### DIRECTIONS FOR THIS TASK
Copy out every line containing the word "name".

### RAW DATA
______

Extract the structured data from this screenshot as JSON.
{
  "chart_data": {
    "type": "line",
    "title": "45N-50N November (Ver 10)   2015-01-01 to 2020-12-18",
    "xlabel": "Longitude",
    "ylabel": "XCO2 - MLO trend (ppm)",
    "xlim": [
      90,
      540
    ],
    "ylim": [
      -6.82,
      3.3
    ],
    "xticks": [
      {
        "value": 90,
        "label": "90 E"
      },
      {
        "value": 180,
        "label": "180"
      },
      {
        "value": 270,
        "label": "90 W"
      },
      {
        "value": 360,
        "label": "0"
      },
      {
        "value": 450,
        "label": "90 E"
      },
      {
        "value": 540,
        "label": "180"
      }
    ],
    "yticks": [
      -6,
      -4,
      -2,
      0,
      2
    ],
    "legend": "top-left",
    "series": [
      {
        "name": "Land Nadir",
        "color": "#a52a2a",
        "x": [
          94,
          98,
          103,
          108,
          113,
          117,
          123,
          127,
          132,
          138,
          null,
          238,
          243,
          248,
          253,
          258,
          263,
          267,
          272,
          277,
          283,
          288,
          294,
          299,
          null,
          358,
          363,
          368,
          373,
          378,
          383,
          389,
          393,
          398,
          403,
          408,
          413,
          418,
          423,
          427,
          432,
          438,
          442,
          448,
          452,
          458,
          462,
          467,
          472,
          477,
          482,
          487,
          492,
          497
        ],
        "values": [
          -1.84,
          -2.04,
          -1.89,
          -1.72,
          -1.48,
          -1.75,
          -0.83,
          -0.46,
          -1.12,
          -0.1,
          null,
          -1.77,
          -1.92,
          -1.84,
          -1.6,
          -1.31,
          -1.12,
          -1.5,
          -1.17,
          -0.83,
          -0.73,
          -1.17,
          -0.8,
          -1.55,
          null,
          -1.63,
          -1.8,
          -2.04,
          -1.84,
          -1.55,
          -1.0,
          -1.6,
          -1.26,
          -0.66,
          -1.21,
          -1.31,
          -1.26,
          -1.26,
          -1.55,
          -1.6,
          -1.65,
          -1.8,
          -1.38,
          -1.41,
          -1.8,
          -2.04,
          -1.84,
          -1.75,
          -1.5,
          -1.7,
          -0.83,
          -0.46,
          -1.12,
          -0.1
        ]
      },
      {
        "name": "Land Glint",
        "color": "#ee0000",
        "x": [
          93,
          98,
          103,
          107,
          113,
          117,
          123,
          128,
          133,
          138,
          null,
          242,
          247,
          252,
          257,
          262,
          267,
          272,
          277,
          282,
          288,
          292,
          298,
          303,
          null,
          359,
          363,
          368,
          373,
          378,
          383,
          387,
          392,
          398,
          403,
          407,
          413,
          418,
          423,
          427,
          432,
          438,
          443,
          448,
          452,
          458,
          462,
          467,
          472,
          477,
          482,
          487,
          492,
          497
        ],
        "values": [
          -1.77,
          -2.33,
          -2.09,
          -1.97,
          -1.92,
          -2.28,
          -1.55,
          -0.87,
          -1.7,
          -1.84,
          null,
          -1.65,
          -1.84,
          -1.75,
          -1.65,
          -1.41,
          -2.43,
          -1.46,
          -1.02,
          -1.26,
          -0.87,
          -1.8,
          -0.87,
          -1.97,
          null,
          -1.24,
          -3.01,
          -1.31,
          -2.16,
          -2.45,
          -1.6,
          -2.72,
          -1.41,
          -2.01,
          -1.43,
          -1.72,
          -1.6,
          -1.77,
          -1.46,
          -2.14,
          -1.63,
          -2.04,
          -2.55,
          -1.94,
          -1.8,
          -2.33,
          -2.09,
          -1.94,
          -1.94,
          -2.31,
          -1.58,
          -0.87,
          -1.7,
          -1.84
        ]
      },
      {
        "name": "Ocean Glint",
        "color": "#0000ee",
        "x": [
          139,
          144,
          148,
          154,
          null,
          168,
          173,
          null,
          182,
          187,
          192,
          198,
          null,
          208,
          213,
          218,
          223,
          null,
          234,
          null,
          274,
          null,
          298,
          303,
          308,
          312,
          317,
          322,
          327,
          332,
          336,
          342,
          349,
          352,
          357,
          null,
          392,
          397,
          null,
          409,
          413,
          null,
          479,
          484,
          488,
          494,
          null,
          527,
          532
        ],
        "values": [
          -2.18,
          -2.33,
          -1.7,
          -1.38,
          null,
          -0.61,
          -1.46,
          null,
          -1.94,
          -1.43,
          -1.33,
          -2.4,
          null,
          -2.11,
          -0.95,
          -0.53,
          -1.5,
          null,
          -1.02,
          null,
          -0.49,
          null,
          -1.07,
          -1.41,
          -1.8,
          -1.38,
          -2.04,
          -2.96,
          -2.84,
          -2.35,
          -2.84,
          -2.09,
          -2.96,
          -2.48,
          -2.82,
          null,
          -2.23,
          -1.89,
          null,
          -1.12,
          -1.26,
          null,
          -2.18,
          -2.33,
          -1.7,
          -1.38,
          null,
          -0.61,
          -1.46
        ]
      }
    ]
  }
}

______

### EXERCISE RESULT
        "name": "Land Nadir",
        "name": "Land Glint",
        "name": "Ocean Glint",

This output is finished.